▶ CONSIGNA DE TRABAJO 1
Según el artículo sobre el FMI y la política de vivienda, ¿qué deberían priorizar las autoridades para mejorar la asequibilidad de la vivienda?
▶ CONSIGNA DE TRABAJO 2
Prosigue el artículo sobre el FMI y la política de vivienda a partir de su última oración.

▶ FRAGMENTO PARA LEER
###
Economía
Visita oficial a España

El FMI recomienda una política de vivienda contraria a la de Sánchez: «Debería priorizar la oferta»

  • Eduardo Segovia
  • Corresponsal de banca y empresas. Doctor y Master en Información Económica. Pasó por El Confidencial y dirigió Bolsamanía. Autor de ‘De los Borbones a los Botines’.

El Fondo Monetario Internacional (FMI) critica la política actual de vivienda del Gobierno de Pedro Sánchez, basada en medidas que tratan de imponer limitaciones artificiales a los precios, en vez de incrementar la oferta en el mercado. De esta forma, se alinea con las demandas del sector  inmobiliario y de la banca.

«Para mejorar la asequibilidad de la vivienda, las autoridades deberían priorizar el estímulo de la oferta, antes que el apoyo distorsivo de la demanda», asevera el informe de la última vista oficial del FMI a España.
###
▶ EXTRACTOS DE DATOS
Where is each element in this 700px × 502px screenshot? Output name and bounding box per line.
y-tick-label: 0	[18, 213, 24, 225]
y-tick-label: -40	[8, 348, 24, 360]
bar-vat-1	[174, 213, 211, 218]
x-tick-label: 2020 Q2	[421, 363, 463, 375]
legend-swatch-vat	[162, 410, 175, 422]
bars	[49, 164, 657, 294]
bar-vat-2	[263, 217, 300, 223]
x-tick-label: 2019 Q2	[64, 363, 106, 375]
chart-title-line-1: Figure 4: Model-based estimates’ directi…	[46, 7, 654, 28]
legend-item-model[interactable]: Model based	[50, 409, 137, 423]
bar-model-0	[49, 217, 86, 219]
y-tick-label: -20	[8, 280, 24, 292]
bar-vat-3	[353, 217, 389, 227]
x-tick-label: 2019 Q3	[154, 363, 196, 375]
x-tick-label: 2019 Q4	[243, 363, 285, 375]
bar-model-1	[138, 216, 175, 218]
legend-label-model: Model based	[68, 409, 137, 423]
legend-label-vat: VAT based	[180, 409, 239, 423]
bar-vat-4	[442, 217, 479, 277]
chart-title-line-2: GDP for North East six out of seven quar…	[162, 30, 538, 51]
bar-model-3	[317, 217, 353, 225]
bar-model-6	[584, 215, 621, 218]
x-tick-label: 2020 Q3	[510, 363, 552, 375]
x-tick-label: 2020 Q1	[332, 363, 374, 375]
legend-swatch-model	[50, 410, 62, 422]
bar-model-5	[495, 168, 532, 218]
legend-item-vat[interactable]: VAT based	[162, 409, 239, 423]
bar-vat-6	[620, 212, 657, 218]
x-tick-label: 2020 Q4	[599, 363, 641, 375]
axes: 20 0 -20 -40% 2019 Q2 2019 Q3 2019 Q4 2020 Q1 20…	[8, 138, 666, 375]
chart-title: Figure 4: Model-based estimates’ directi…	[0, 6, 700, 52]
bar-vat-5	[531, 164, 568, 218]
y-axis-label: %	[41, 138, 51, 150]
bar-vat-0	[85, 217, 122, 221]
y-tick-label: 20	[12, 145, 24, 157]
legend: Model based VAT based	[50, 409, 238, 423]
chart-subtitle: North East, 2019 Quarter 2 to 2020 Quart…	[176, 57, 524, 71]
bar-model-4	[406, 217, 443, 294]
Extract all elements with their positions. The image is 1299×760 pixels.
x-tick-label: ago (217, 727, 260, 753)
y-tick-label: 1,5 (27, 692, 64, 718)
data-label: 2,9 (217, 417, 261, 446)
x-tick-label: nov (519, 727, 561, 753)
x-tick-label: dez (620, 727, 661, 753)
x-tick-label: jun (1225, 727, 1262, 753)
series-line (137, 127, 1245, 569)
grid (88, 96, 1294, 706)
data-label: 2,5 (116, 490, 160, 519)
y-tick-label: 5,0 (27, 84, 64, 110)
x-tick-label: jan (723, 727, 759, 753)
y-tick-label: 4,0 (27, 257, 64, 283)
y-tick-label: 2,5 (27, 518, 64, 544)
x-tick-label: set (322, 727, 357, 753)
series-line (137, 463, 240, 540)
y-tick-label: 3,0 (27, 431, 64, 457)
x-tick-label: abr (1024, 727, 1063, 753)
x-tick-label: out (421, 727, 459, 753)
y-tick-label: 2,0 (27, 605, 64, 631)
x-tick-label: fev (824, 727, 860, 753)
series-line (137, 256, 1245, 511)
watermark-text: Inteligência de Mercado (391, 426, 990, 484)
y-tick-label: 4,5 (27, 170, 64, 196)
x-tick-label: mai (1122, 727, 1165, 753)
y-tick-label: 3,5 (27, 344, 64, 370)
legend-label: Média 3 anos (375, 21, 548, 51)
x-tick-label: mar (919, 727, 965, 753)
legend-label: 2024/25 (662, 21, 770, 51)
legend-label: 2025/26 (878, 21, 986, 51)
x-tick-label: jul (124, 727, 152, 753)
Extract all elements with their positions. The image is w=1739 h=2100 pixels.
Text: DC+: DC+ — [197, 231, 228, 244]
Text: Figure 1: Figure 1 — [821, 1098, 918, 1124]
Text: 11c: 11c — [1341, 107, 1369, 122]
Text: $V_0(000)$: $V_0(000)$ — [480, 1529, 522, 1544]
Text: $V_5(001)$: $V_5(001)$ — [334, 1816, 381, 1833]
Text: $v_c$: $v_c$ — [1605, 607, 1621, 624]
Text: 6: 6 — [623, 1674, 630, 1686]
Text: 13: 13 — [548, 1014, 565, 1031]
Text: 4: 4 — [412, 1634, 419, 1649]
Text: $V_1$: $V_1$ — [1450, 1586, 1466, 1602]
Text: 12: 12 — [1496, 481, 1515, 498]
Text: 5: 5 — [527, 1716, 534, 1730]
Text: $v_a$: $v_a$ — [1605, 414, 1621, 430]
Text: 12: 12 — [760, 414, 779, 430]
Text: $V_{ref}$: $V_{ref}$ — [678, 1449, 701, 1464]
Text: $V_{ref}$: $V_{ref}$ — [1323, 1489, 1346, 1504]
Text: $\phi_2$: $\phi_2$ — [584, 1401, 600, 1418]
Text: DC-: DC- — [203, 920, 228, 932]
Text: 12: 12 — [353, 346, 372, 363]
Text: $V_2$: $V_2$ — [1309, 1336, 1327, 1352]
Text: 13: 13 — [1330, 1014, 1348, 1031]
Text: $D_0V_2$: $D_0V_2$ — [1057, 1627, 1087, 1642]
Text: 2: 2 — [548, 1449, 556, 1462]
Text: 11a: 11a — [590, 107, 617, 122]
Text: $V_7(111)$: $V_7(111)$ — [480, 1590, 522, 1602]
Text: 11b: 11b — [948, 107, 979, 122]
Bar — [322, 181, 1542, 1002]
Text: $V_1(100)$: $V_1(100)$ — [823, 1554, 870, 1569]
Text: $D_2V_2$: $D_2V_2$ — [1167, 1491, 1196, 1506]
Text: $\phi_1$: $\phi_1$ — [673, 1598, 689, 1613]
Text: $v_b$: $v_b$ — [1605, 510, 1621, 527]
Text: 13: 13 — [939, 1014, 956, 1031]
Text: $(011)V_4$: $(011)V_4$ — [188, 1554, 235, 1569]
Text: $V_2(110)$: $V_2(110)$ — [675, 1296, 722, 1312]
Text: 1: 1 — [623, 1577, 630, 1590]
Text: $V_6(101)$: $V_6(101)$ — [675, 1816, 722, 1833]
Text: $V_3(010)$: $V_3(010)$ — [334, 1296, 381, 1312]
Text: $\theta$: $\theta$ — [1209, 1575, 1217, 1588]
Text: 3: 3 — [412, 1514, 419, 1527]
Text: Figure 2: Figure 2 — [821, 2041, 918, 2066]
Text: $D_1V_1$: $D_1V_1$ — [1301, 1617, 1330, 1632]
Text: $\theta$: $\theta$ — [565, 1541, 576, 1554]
###
▶ RESPUESTA ESPERADA 1
El estímulo de la oferta, antes que el apoyo distorsivo de la demanda.

▶ RESPUESTA ESPERADA 2
El organismo sí reconoce algunos avances en el mercado inmobiliario: «El Gobierno ha avanzado en sus esfuerzos para ampliar la oferta de viviendas, aprovechando las transferencias no reembolsables de los fondos NGEU para financiar el desarrollo de viviendas asequibles en suelos públicos y la expansión del parque de vivienda social, que actualmente es reducido. La racionalización en curso de la planificación urbana—entre otras cosas, desburocratizando la concesión de licencias a nivel regional y local—también constituye un paso en la dirección correcta».

Esta semana, Sánchez y varios ministros mantuvieron una reunión con las patronales inmobiliarias y bancarias en la que anunciaron medidas copiadas de Madrid para acelerar la concesión de licencias de obras y para fomentar la colaboración público-privada. Asimismo, el Gobierno prometió una mejora de la seguridad jurídica para incentivar a los propietarios a poner viviendas en alquiler. Algo que choca con la protección de la que han disfrutado hasta ahora los okupas o los inquilinos que dejaban de pagar la renta (inquiokupas).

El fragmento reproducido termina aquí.